Exercise prompt –
Repeat the material in full. Keep every line exactly as it is.

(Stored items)
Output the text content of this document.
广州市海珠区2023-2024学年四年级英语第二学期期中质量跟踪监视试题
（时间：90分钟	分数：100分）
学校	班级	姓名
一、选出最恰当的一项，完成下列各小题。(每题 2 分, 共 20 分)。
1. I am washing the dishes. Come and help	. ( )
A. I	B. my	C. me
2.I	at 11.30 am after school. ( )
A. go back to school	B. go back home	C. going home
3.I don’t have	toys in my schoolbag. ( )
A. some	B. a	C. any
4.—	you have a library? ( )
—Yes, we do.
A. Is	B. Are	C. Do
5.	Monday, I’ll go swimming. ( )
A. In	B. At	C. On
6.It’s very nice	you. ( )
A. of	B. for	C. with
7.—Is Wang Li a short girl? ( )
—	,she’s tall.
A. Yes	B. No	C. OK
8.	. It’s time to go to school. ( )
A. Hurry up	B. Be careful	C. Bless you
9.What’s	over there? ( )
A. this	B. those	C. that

Right answer –
Output the text content of this document.
广州市海珠区2023-2024学年四年级英语第二学期期中质量跟踪监视试题
（时间：90分钟	分数：100分）
学校	班级	姓名
一、选出最恰当的一项，完成下列各小题。(每题 2 分, 共 20 分)。
1. I am washing the dishes. Come and help	. ( )
A. I	B. my	C. me
2.I	at 11.30 am after school. ( )
A. go back to school	B. go back home	C. going home
3.I don’t have	toys in my schoolbag. ( )
A. some	B. a	C. any
4.—	you have a library? ( )
—Yes, we do.
A. Is	B. Are	C. Do
5.	Monday, I’ll go swimming. ( )
A. In	B. At	C. On
6.It’s very nice	you. ( )
A. of	B. for	C. with
7.—Is Wang Li a short girl? ( )
—	,she’s tall.
A. Yes	B. No	C. OK
8.	. It’s time to go to school. ( )
A. Hurry up	B. Be careful	C. Bless you
9.What’s	over there? ( )
A. this	B. those	C. that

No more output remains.